AIM OF THE TASK:
Return every record below exactly as written, but leave out the pictures.

DATASET RECORDS:
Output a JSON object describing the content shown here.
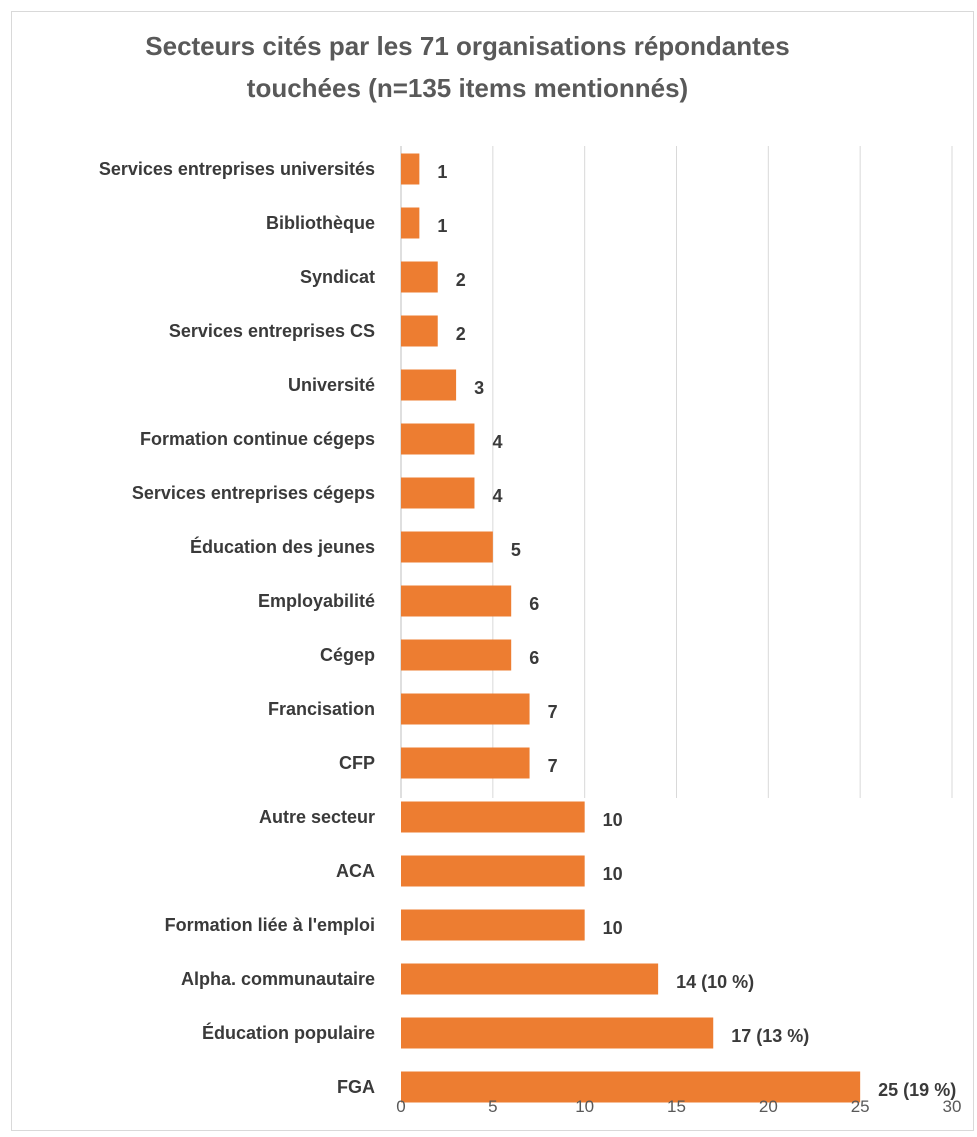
{
  "chart_data": {
    "type": "bar",
    "orientation": "horizontal",
    "title": "Secteurs cités par les 71 organisations répondantes\ntouchées (n=135 items mentionnés)",
    "xlabel": "",
    "ylabel": "",
    "xlim": [
      0,
      30
    ],
    "xticks": [
      0,
      5,
      10,
      15,
      20,
      25,
      30
    ],
    "grid": "vertical",
    "legend": "none",
    "bar_color": "#ED7D31",
    "categories": [
      "Services entreprises universités",
      "Bibliothèque",
      "Syndicat",
      "Services entreprises CS",
      "Université",
      "Formation continue cégeps",
      "Services entreprises cégeps",
      "Éducation des jeunes",
      "Employabilité",
      "Cégep",
      "Francisation",
      "CFP",
      "Autre secteur",
      "ACA",
      "Formation liée à l'emploi",
      "Alpha. communautaire",
      "Éducation populaire",
      "FGA"
    ],
    "values": [
      1,
      1,
      2,
      2,
      3,
      4,
      4,
      5,
      6,
      6,
      7,
      7,
      10,
      10,
      10,
      14,
      17,
      25
    ],
    "data_labels": [
      "1",
      "1",
      "2",
      "2",
      "3",
      "4",
      "4",
      "5",
      "6",
      "6",
      "7",
      "7",
      "10",
      "10",
      "10",
      "14 (10 %)",
      "17 (13 %)",
      "25 (19 %)"
    ]
  }
}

RESULT OF THIS EXERCISE:
Output a JSON object describing the content shown here.
{
  "chart_data": {
    "type": "bar",
    "orientation": "horizontal",
    "title": "Secteurs cités par les 71 organisations répondantes\ntouchées (n=135 items mentionnés)",
    "xlabel": "",
    "ylabel": "",
    "xlim": [
      0,
      30
    ],
    "xticks": [
      0,
      5,
      10,
      15,
      20,
      25,
      30
    ],
    "grid": "vertical",
    "legend": "none",
    "bar_color": "#ED7D31",
    "categories": [
      "Services entreprises universités",
      "Bibliothèque",
      "Syndicat",
      "Services entreprises CS",
      "Université",
      "Formation continue cégeps",
      "Services entreprises cégeps",
      "Éducation des jeunes",
      "Employabilité",
      "Cégep",
      "Francisation",
      "CFP",
      "Autre secteur",
      "ACA",
      "Formation liée à l'emploi",
      "Alpha. communautaire",
      "Éducation populaire",
      "FGA"
    ],
    "values": [
      1,
      1,
      2,
      2,
      3,
      4,
      4,
      5,
      6,
      6,
      7,
      7,
      10,
      10,
      10,
      14,
      17,
      25
    ],
    "data_labels": [
      "1",
      "1",
      "2",
      "2",
      "3",
      "4",
      "4",
      "5",
      "6",
      "6",
      "7",
      "7",
      "10",
      "10",
      "10",
      "14 (10 %)",
      "17 (13 %)",
      "25 (19 %)"
    ]
  }
}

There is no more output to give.